---------- Record set ----------

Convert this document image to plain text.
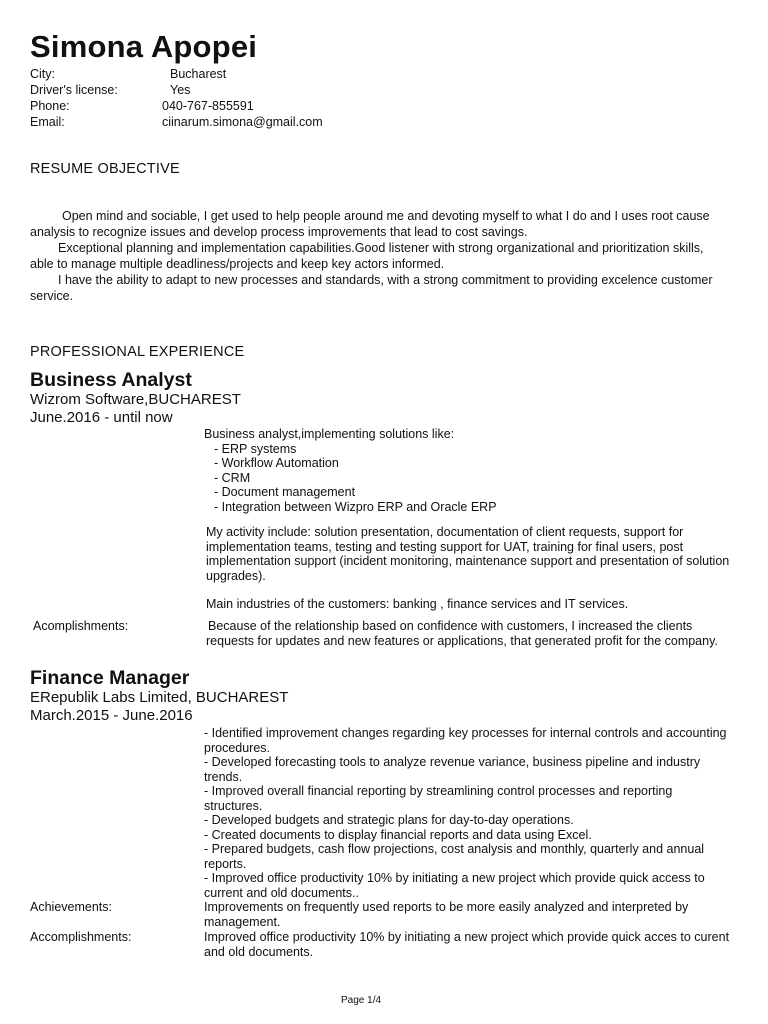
Simona Apopei
City:	Bucharest
Driver's license:	Yes
Phone:	040-767-855591
Email:	ciinarum.simona@gmail.com
RESUME OBJECTIVE
Open mind and sociable, I get used to help people around me and devoting myself to what I do and I uses root cause
analysis to recognize issues and develop process improvements that lead to cost savings.
Exceptional planning and implementation capabilities.Good listener with strong organizational and prioritization skills,
able to manage multiple deadliness/projects and keep key actors informed.
I have the ability to adapt to new processes and standards, with a strong commitment to providing excelence customer
service.
PROFESSIONAL EXPERIENCE
Business Analyst
Wizrom Software,BUCHAREST
June.2016 - until now
Business analyst,implementing solutions like:
- ERP systems
- Workflow Automation
- CRM
- Document management
- Integration between Wizpro ERP and Oracle ERP
My activity include: solution presentation, documentation of client requests, support for
implementation teams, testing and testing support for UAT, training for final users, post
implementation support (incident monitoring, maintenance support and presentation of solution
upgrades).
Main industries of the customers: banking , finance services and IT services.
Acomplishments:	Because of the relationship based on confidence with customers, I increased the clients
requests for updates and new features or applications, that generated profit for the company.
Finance Manager
ERepublik Labs Limited, BUCHAREST
March.2015 - June.2016
- Identified improvement changes regarding key processes for internal controls and accounting
procedures.
- Developed forecasting tools to analyze revenue variance, business pipeline and industry
trends.
- Improved overall financial reporting by streamlining control processes and reporting
structures.
- Developed budgets and strategic plans for day-to-day operations.
- Created documents to display financial reports and data using Excel.
- Prepared budgets, cash flow projections, cost analysis and monthly, quarterly and annual
reports.
- Improved office productivity 10% by initiating a new project which provide quick access to
current and old documents..
Achievements:	Improvements on frequently used reports to be more easily analyzed and interpreted by
management.
Accomplishments:	Improved office productivity 10% by initiating a new project which provide quick acces to curent
and old documents.
Page 1/4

----------

Exercise brief – Looking at the records above, report how many lines contain the word "which". Answer with the number only.

Finished exercise – 2